EXERCISE OBJECTIVE: Pull out every line of the listing below where "name" appears.

======== LISTED ENTRIES ========

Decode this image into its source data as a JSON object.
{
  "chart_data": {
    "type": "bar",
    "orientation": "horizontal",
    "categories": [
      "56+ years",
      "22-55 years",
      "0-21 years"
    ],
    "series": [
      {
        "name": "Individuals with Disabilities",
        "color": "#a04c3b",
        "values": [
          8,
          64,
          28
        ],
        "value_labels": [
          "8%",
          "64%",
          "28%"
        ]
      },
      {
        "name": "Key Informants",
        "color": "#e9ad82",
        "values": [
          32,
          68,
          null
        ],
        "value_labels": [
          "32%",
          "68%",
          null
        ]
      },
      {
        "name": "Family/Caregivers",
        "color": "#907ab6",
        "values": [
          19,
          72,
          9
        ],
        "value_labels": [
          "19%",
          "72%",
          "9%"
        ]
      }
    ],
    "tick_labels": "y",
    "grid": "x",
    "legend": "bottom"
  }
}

========
======== LISTED ENTRIES ========

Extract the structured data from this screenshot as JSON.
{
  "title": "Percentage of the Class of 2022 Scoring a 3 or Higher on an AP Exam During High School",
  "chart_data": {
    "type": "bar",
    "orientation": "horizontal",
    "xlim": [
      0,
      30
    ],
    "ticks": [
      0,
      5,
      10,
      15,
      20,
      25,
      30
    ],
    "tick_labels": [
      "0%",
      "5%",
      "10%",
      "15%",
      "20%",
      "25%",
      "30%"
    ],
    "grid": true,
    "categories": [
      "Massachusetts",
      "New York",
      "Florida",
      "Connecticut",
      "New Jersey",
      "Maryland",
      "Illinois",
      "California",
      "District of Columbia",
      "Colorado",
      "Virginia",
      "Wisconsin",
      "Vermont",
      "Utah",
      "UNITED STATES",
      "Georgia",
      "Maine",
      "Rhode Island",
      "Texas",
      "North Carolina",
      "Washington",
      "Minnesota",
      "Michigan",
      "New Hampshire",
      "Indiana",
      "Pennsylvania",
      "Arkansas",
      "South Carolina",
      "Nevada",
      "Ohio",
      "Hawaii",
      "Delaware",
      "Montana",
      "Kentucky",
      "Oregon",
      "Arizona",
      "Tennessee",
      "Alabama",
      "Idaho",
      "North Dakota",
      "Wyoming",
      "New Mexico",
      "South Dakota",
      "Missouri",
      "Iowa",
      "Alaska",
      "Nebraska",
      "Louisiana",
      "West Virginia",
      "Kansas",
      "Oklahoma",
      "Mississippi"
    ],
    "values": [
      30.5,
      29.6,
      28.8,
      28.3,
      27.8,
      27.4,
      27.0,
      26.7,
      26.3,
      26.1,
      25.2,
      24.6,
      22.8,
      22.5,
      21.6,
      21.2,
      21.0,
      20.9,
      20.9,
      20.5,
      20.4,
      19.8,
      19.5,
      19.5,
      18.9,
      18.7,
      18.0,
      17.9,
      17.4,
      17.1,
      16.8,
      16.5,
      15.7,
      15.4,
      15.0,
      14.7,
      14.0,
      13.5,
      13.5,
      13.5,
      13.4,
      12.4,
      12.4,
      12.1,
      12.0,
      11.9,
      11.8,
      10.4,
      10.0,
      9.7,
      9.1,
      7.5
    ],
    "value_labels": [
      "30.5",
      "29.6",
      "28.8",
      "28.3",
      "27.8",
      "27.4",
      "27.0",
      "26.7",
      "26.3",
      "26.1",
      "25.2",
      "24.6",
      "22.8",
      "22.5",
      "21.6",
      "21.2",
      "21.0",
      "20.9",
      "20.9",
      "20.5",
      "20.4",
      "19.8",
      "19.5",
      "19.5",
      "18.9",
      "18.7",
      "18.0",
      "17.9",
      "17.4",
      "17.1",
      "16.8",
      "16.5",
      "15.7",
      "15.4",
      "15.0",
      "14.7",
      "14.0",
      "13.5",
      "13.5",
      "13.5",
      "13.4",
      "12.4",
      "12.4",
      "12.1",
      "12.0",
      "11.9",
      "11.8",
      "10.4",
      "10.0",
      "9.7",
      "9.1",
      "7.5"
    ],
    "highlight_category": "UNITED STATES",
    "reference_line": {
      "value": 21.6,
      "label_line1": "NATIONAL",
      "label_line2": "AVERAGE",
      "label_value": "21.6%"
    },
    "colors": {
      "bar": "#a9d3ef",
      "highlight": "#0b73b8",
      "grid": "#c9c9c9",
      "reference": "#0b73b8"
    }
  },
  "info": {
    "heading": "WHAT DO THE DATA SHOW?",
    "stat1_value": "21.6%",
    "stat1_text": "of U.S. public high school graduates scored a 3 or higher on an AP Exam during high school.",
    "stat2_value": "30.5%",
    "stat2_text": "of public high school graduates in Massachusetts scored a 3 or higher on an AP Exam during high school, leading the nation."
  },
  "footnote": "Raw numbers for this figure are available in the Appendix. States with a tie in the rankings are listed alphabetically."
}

========

RESPONSE:
        "name": "Individuals with Disabilities",
        "name": "Key Informants",
        "name": "Family/Caregivers",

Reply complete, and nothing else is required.